The “mission” is now floundering around trying to figure out a way to make something happen, by continuing to use inadequate means to end the war. That is another feature of the oxymoronic quality of “partial military engagement.” You would think that fighting wars half-assed was something we would stop doing after Vietnam.
General Stuck
@Corner Stone:
Gawd, you are dumb
Brachiator
@Martin:
I’m not sure what the point of this would be. Wouldn’t full-metal isolationism mean something like this: withdrawal from the UN and all other international bodies. Withdrawal from all foreign bases and ports. Withdrawal from the international arms markets.
The US often tries to make arms sales contingent recognition of US interests. Advisors end up being part of the deal. Do you really see a viable form of isolationism being tied to a “we sell you arms, no questions asked” policy?
Of course, on the other hand, the military industrial complex is mighty hard to maintain if you only produce weapons for domestic use.
General Stuck
@ActuallyGeneral:
Oh please, not with this nonsense again. I am talking about an actual contingent of ground combat troops to escalate to a ground war in Libya. I hope this clears up what I mean. Not CIA or Special Forces doing things to coordinate the air strikes.
Corner Stone
@General Stuck:
No doubt. You’re talking about the 10th Mountain and KBR installing KFCs in Libya before you’ll consider recanting.
General Stuck
@Corner Stone:
Gawd, you are dumb
edit – or more likely just basically dishonest
slightly_peeved
@RP:
This. From the article:
NATO is escalating while the US is de-escalating. Claiming ‘I was right’ without addressing this major hole in your assumptions is goalpost-shifting.

——————

Work item: In the comment thread, which three withdrawals does Brachiator list as what full-metal isolationism would mean?

Items from a dataset:
——————

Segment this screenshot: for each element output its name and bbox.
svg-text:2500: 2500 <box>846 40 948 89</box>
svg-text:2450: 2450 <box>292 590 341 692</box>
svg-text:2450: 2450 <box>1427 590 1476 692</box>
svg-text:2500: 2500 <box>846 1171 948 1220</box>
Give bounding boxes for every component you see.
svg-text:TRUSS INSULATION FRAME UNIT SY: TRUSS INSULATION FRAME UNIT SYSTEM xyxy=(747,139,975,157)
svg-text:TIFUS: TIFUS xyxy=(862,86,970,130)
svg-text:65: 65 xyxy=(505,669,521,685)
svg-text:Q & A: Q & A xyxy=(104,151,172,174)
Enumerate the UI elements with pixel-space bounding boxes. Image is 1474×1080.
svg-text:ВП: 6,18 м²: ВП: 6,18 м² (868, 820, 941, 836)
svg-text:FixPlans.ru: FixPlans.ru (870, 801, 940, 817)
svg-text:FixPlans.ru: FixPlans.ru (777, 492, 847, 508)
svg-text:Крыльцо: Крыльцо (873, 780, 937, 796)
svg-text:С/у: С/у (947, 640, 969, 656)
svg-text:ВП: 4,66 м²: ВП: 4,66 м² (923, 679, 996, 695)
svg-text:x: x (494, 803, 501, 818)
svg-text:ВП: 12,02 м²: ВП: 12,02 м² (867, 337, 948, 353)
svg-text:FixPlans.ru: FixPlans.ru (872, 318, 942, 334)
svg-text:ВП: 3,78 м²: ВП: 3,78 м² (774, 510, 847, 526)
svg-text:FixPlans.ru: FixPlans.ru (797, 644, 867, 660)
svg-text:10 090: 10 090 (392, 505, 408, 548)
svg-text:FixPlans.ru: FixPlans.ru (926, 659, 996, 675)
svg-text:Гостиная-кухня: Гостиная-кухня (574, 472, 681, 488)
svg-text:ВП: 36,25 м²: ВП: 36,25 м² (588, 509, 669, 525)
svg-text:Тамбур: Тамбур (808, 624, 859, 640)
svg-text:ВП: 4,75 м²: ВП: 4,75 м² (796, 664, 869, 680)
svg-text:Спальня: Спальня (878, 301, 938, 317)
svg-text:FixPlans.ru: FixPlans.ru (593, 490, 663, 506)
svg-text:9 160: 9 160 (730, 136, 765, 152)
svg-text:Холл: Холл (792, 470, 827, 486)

——————

Task output: Withdrawal from the UN and all other international bodies, from all foreign bases and ports, and from the international arms markets.